*Stated exercise*
Images must not appear in your copy; reproduce every other part of the records exactly.

*Available records*
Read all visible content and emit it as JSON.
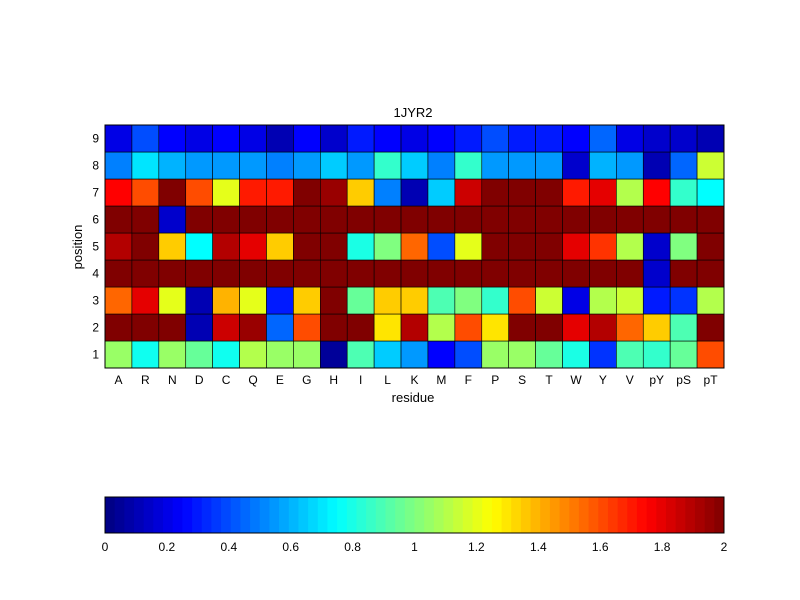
{
  "chart_data": {
    "type": "heatmap",
    "title": "1JYR2",
    "xlabel": "residue",
    "ylabel": "position",
    "x_categories": [
      "A",
      "R",
      "N",
      "D",
      "C",
      "Q",
      "E",
      "G",
      "H",
      "I",
      "L",
      "K",
      "M",
      "F",
      "P",
      "S",
      "T",
      "W",
      "Y",
      "V",
      "pY",
      "pS",
      "pT"
    ],
    "y_categories": [
      "1",
      "2",
      "3",
      "4",
      "5",
      "6",
      "7",
      "8",
      "9"
    ],
    "values": [
      [
        1.05,
        0.78,
        1.05,
        0.95,
        0.78,
        1.1,
        1.05,
        1.05,
        0.05,
        0.9,
        0.65,
        0.55,
        0.25,
        0.4,
        1.05,
        1.05,
        0.95,
        0.8,
        0.35,
        0.9,
        0.85,
        0.95,
        1.6
      ],
      [
        2.0,
        2.0,
        2.0,
        0.1,
        1.85,
        1.95,
        0.45,
        1.6,
        2.0,
        2.0,
        1.3,
        1.9,
        1.1,
        1.6,
        1.3,
        2.0,
        2.0,
        1.8,
        1.9,
        1.55,
        1.35,
        0.9,
        2.0
      ],
      [
        1.55,
        1.8,
        1.2,
        0.1,
        1.4,
        1.2,
        0.3,
        1.35,
        2.0,
        0.95,
        1.35,
        1.35,
        0.9,
        1.0,
        0.85,
        1.6,
        1.15,
        0.2,
        1.1,
        1.15,
        0.3,
        0.35,
        1.1
      ],
      [
        2.0,
        2.0,
        2.0,
        2.0,
        2.0,
        2.0,
        2.0,
        2.0,
        2.0,
        2.0,
        2.0,
        2.0,
        2.0,
        2.0,
        2.0,
        2.0,
        2.0,
        2.0,
        2.0,
        2.0,
        0.15,
        2.0,
        2.0
      ],
      [
        1.9,
        2.0,
        1.35,
        0.75,
        1.9,
        1.8,
        1.35,
        2.0,
        2.0,
        0.8,
        1.0,
        1.55,
        0.4,
        1.2,
        2.0,
        2.0,
        2.0,
        1.8,
        1.65,
        1.1,
        0.15,
        1.0,
        2.0
      ],
      [
        2.0,
        2.0,
        0.15,
        2.0,
        2.0,
        2.0,
        2.0,
        2.0,
        2.0,
        2.0,
        2.0,
        2.0,
        2.0,
        2.0,
        2.0,
        2.0,
        2.0,
        2.0,
        2.0,
        2.0,
        2.0,
        2.0,
        2.0
      ],
      [
        1.75,
        1.6,
        2.0,
        1.6,
        1.2,
        1.7,
        1.7,
        2.0,
        1.95,
        1.35,
        0.5,
        0.1,
        0.65,
        1.85,
        2.0,
        2.0,
        2.0,
        1.7,
        1.8,
        1.1,
        1.75,
        0.85,
        0.75
      ],
      [
        0.5,
        0.7,
        0.6,
        0.55,
        0.55,
        0.55,
        0.5,
        0.55,
        0.65,
        0.55,
        0.85,
        0.65,
        0.5,
        0.85,
        0.55,
        0.55,
        0.55,
        0.15,
        0.6,
        0.55,
        0.1,
        0.45,
        1.15
      ],
      [
        0.2,
        0.4,
        0.25,
        0.2,
        0.25,
        0.2,
        0.1,
        0.25,
        0.15,
        0.3,
        0.25,
        0.2,
        0.25,
        0.3,
        0.4,
        0.3,
        0.3,
        0.25,
        0.45,
        0.2,
        0.15,
        0.15,
        0.1
      ]
    ],
    "colormap": "jet",
    "clim": [
      0,
      2
    ],
    "colorbar_ticks": [
      "0",
      "0.2",
      "0.4",
      "0.6",
      "0.8",
      "1",
      "1.2",
      "1.4",
      "1.6",
      "1.8",
      "2"
    ],
    "colorbar_position": "bottom"
  }
}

*Answer to this task*
Read all visible content and emit it as JSON.
{
  "chart_data": {
    "type": "heatmap",
    "title": "1JYR2",
    "xlabel": "residue",
    "ylabel": "position",
    "x_categories": [
      "A",
      "R",
      "N",
      "D",
      "C",
      "Q",
      "E",
      "G",
      "H",
      "I",
      "L",
      "K",
      "M",
      "F",
      "P",
      "S",
      "T",
      "W",
      "Y",
      "V",
      "pY",
      "pS",
      "pT"
    ],
    "y_categories": [
      "1",
      "2",
      "3",
      "4",
      "5",
      "6",
      "7",
      "8",
      "9"
    ],
    "values": [
      [
        1.05,
        0.78,
        1.05,
        0.95,
        0.78,
        1.1,
        1.05,
        1.05,
        0.05,
        0.9,
        0.65,
        0.55,
        0.25,
        0.4,
        1.05,
        1.05,
        0.95,
        0.8,
        0.35,
        0.9,
        0.85,
        0.95,
        1.6
      ],
      [
        2.0,
        2.0,
        2.0,
        0.1,
        1.85,
        1.95,
        0.45,
        1.6,
        2.0,
        2.0,
        1.3,
        1.9,
        1.1,
        1.6,
        1.3,
        2.0,
        2.0,
        1.8,
        1.9,
        1.55,
        1.35,
        0.9,
        2.0
      ],
      [
        1.55,
        1.8,
        1.2,
        0.1,
        1.4,
        1.2,
        0.3,
        1.35,
        2.0,
        0.95,
        1.35,
        1.35,
        0.9,
        1.0,
        0.85,
        1.6,
        1.15,
        0.2,
        1.1,
        1.15,
        0.3,
        0.35,
        1.1
      ],
      [
        2.0,
        2.0,
        2.0,
        2.0,
        2.0,
        2.0,
        2.0,
        2.0,
        2.0,
        2.0,
        2.0,
        2.0,
        2.0,
        2.0,
        2.0,
        2.0,
        2.0,
        2.0,
        2.0,
        2.0,
        0.15,
        2.0,
        2.0
      ],
      [
        1.9,
        2.0,
        1.35,
        0.75,
        1.9,
        1.8,
        1.35,
        2.0,
        2.0,
        0.8,
        1.0,
        1.55,
        0.4,
        1.2,
        2.0,
        2.0,
        2.0,
        1.8,
        1.65,
        1.1,
        0.15,
        1.0,
        2.0
      ],
      [
        2.0,
        2.0,
        0.15,
        2.0,
        2.0,
        2.0,
        2.0,
        2.0,
        2.0,
        2.0,
        2.0,
        2.0,
        2.0,
        2.0,
        2.0,
        2.0,
        2.0,
        2.0,
        2.0,
        2.0,
        2.0,
        2.0,
        2.0
      ],
      [
        1.75,
        1.6,
        2.0,
        1.6,
        1.2,
        1.7,
        1.7,
        2.0,
        1.95,
        1.35,
        0.5,
        0.1,
        0.65,
        1.85,
        2.0,
        2.0,
        2.0,
        1.7,
        1.8,
        1.1,
        1.75,
        0.85,
        0.75
      ],
      [
        0.5,
        0.7,
        0.6,
        0.55,
        0.55,
        0.55,
        0.5,
        0.55,
        0.65,
        0.55,
        0.85,
        0.65,
        0.5,
        0.85,
        0.55,
        0.55,
        0.55,
        0.15,
        0.6,
        0.55,
        0.1,
        0.45,
        1.15
      ],
      [
        0.2,
        0.4,
        0.25,
        0.2,
        0.25,
        0.2,
        0.1,
        0.25,
        0.15,
        0.3,
        0.25,
        0.2,
        0.25,
        0.3,
        0.4,
        0.3,
        0.3,
        0.25,
        0.45,
        0.2,
        0.15,
        0.15,
        0.1
      ]
    ],
    "colormap": "jet",
    "clim": [
      0,
      2
    ],
    "colorbar_ticks": [
      "0",
      "0.2",
      "0.4",
      "0.6",
      "0.8",
      "1",
      "1.2",
      "1.4",
      "1.6",
      "1.8",
      "2"
    ],
    "colorbar_position": "bottom"
  }
}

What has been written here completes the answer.